● INSTRUCTIONS TO FOLLOW:
Examine each line of the data. Copy those that contain the string "своего".
****************************************
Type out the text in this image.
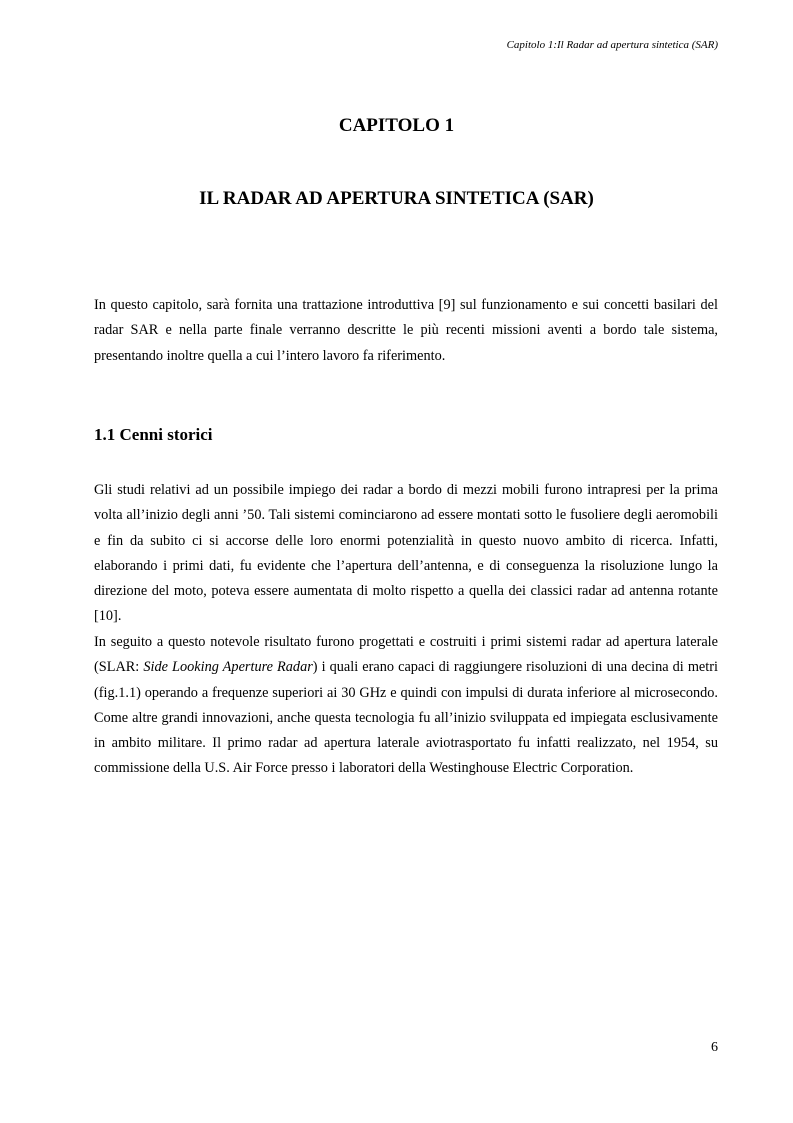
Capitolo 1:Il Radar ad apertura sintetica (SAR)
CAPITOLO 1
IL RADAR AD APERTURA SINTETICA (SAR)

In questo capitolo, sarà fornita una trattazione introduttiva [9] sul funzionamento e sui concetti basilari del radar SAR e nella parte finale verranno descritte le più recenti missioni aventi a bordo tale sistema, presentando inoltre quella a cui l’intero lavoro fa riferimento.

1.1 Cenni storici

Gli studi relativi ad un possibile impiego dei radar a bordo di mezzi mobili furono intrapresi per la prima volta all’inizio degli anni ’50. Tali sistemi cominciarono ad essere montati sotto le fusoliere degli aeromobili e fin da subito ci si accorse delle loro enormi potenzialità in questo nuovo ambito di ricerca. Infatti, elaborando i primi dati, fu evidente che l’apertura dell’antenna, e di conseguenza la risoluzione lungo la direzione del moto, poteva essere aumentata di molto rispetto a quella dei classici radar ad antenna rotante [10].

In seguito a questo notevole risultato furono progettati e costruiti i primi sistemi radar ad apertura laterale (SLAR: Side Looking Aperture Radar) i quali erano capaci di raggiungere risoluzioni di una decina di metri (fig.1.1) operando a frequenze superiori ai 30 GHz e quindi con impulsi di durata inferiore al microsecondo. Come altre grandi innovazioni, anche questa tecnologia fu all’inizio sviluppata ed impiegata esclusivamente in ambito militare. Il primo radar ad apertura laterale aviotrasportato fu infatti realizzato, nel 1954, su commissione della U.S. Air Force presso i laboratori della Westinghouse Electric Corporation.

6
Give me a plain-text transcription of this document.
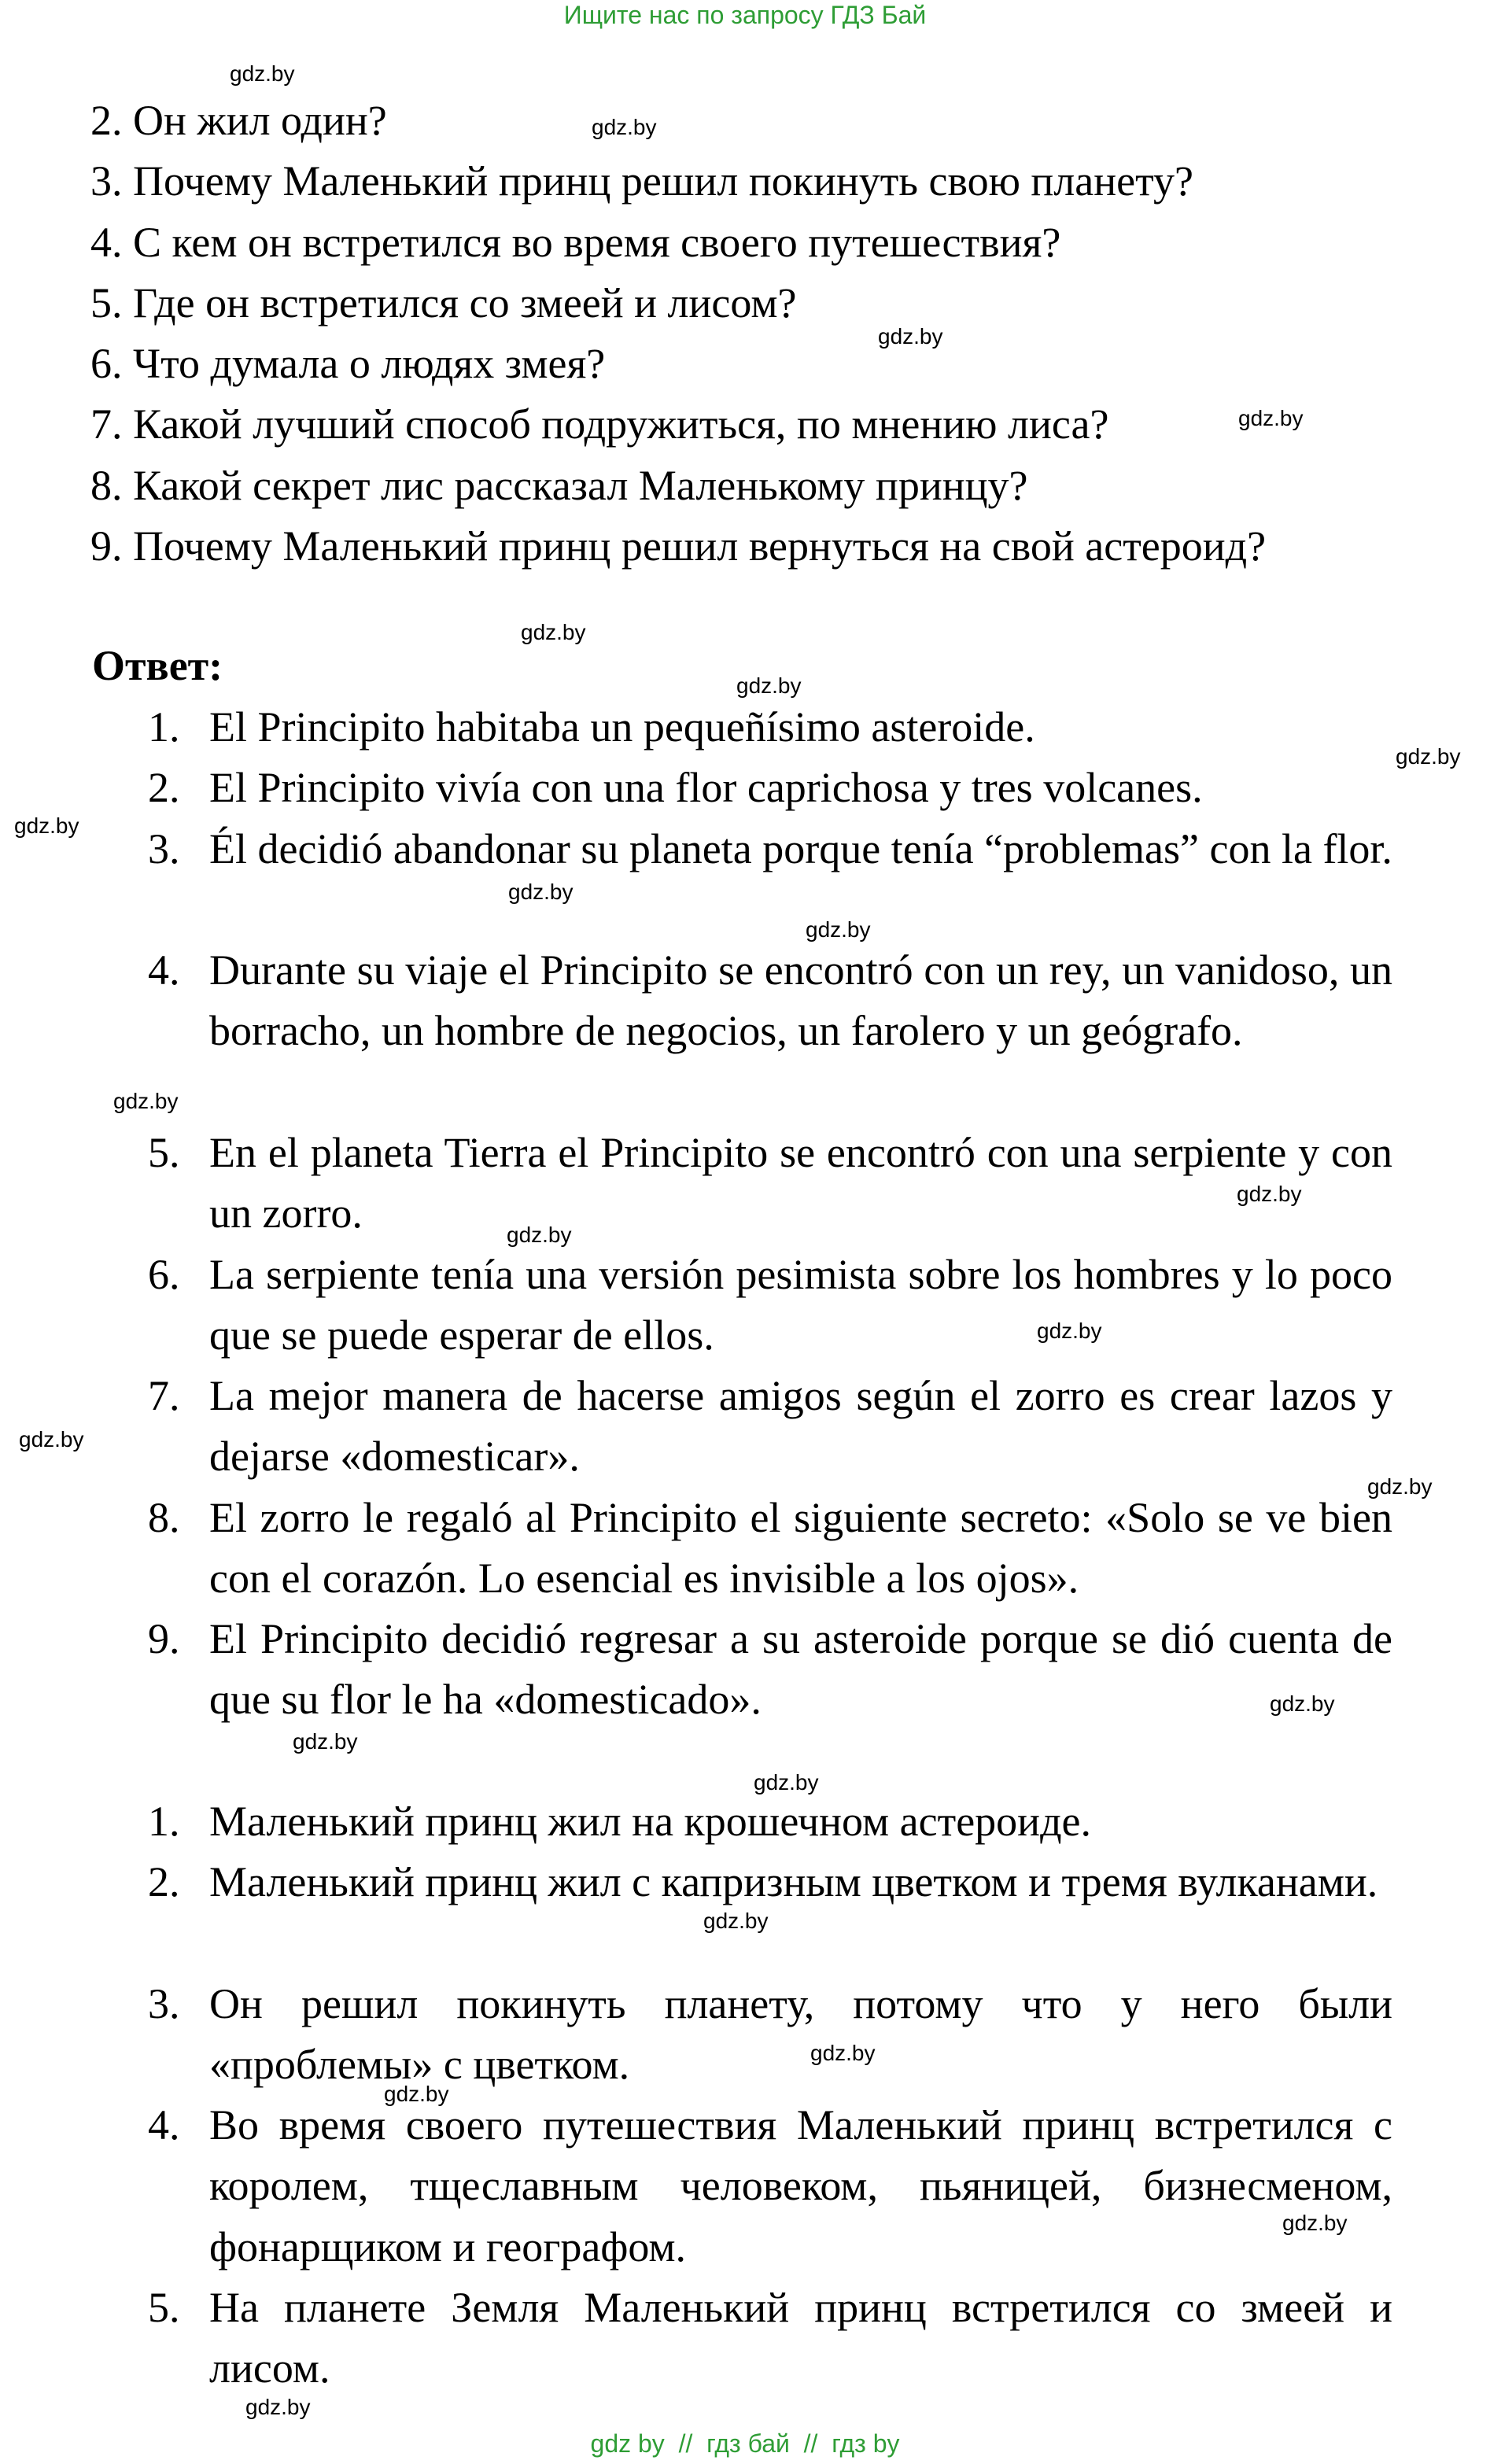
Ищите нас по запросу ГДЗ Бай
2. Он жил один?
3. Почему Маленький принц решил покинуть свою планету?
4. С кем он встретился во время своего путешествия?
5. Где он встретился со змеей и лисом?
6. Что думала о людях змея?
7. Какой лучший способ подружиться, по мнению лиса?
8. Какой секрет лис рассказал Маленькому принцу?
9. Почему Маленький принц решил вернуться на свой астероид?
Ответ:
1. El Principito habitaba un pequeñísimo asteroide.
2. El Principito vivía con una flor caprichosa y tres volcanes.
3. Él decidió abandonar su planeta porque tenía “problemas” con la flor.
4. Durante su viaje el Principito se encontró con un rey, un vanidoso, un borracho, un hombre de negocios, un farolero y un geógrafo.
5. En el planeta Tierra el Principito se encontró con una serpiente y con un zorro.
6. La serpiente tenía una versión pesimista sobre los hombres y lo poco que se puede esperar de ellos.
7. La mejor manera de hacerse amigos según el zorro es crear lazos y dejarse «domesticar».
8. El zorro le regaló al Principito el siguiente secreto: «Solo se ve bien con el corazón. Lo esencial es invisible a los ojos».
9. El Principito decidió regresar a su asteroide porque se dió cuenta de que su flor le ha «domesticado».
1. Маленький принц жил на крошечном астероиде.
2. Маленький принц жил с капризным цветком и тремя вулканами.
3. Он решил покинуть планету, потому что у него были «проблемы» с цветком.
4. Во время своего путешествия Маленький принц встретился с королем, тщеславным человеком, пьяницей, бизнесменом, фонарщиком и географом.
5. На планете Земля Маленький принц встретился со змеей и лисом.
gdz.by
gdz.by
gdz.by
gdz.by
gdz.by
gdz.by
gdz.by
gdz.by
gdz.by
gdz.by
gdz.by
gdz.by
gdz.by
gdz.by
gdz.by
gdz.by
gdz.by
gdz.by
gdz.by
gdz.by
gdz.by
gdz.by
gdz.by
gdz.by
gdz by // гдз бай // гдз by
****************************************
● CORRECT RESULT:
4. С кем он встретился во время своего путешествия?
4. Во время своего путешествия Маленький принц встретился с королем, тщеславным человеком, пьяницей, бизнесменом, фонарщиком и географом.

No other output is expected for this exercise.